DATA FOR THIS EXERCISE section start

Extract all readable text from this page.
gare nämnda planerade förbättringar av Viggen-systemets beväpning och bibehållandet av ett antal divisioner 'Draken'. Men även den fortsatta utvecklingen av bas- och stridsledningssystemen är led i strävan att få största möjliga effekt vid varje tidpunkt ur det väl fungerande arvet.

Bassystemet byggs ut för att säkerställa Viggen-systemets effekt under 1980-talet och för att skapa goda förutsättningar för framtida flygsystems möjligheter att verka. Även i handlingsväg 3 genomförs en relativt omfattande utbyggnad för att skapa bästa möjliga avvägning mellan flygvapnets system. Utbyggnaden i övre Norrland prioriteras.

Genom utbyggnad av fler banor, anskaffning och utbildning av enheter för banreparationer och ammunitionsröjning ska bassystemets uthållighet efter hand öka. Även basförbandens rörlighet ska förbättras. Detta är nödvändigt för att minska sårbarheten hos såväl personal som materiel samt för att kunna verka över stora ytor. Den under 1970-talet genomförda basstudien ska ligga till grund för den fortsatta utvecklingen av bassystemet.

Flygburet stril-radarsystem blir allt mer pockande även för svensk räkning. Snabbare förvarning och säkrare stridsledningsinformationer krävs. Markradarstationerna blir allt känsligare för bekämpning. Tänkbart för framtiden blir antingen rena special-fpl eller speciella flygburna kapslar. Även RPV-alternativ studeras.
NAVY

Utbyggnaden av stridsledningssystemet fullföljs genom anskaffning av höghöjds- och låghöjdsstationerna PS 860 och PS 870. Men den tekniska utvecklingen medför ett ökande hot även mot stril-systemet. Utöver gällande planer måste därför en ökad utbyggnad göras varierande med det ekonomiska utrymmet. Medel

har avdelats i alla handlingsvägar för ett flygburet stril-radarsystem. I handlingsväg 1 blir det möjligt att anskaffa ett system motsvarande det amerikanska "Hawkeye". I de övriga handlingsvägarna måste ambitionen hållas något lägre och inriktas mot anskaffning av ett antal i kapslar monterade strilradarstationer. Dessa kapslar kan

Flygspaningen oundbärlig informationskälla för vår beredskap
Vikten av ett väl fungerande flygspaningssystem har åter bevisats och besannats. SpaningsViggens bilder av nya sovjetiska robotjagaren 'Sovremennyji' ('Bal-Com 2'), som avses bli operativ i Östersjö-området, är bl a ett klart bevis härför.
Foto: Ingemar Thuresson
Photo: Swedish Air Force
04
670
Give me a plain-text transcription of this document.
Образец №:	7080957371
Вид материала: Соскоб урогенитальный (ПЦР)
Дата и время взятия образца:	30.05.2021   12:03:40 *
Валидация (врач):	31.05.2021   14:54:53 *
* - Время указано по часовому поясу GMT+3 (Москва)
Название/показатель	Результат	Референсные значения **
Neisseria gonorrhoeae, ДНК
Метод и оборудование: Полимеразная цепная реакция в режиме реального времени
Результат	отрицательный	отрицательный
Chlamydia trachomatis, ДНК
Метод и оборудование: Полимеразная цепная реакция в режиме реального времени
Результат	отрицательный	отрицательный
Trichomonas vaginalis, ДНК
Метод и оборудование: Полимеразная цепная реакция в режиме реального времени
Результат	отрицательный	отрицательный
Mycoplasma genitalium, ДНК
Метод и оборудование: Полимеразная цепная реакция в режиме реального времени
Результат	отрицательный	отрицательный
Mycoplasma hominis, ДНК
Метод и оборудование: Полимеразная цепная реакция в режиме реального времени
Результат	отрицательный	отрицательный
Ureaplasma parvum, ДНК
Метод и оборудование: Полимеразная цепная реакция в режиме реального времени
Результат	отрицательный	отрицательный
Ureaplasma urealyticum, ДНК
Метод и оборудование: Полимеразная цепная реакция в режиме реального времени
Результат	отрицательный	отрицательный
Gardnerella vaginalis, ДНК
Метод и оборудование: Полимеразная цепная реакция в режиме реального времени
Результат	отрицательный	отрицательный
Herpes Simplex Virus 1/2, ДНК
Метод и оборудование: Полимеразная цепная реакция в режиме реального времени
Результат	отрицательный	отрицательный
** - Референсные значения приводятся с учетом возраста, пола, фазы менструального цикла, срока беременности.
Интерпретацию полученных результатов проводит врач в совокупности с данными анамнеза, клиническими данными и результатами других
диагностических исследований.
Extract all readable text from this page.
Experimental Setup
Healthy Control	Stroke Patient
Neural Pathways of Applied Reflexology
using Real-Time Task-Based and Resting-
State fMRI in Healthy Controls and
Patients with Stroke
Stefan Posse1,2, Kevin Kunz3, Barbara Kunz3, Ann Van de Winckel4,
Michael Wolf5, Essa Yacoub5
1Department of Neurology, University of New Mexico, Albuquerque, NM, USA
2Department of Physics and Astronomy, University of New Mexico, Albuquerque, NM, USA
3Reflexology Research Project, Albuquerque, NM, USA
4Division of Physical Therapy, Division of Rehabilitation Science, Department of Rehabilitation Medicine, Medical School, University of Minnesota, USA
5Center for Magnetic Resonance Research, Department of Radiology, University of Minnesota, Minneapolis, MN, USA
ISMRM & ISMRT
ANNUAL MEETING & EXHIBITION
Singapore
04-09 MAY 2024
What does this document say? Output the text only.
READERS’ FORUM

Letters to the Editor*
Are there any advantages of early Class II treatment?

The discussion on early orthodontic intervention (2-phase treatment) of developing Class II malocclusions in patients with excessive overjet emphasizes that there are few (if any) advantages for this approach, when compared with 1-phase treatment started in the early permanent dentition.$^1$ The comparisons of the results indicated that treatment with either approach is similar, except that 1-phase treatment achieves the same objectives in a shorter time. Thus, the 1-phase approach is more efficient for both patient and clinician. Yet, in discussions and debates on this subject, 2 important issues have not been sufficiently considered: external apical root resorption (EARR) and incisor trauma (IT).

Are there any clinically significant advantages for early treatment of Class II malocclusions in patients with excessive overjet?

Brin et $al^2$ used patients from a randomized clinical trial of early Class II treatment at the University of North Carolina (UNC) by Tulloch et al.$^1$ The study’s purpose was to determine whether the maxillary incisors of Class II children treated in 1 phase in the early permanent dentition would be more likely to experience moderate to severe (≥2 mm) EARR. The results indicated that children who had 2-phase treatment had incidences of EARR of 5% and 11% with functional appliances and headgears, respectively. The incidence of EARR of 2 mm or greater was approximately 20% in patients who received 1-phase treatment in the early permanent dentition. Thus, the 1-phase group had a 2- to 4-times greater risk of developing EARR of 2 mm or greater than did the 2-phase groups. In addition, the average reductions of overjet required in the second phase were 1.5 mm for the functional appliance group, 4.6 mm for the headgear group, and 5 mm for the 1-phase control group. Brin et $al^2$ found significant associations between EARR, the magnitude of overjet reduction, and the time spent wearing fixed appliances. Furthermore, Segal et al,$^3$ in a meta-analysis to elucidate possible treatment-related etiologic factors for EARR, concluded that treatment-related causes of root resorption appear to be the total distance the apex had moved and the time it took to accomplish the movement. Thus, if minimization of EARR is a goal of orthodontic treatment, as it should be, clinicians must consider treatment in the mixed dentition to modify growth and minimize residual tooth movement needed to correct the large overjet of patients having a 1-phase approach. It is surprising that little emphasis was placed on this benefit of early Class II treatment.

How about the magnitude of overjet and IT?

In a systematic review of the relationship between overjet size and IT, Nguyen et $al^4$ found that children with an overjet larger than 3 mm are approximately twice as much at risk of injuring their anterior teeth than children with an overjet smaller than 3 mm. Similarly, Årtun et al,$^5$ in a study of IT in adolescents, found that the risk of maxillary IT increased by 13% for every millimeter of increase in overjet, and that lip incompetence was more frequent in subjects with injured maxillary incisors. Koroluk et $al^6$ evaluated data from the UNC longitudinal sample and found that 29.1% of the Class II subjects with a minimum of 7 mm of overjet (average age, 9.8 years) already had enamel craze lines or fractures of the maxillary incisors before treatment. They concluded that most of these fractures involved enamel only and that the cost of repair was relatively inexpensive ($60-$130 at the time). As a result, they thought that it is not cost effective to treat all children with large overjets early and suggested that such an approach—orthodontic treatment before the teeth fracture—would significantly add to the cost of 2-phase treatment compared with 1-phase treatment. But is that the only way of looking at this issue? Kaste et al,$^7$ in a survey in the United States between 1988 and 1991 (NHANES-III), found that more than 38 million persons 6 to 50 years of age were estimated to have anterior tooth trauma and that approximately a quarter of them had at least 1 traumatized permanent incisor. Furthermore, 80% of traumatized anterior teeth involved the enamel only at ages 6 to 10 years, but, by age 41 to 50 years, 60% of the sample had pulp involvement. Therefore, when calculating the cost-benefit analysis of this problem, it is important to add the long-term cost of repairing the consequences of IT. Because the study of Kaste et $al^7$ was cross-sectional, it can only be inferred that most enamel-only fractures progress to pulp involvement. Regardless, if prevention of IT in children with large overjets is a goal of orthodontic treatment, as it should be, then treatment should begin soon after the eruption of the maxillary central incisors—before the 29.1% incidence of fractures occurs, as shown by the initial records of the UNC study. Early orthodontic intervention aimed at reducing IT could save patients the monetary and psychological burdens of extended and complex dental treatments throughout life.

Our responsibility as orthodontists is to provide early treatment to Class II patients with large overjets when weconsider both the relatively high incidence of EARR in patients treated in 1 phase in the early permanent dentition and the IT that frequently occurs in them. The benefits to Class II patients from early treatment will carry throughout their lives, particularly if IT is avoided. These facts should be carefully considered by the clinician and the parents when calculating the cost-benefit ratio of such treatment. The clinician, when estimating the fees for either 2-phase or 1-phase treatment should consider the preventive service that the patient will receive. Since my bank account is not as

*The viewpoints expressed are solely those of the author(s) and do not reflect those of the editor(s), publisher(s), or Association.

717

DATA FOR THIS EXERCISE section end

## WORK TO COMPLETE:
In the records above, find every line containing the word "text" and show it.

## TASK SOLUTION:
Extract all readable text from this page.
Give me a plain-text transcription of this document.
Extract all readable text from this page.
What does this document say? Output the text only.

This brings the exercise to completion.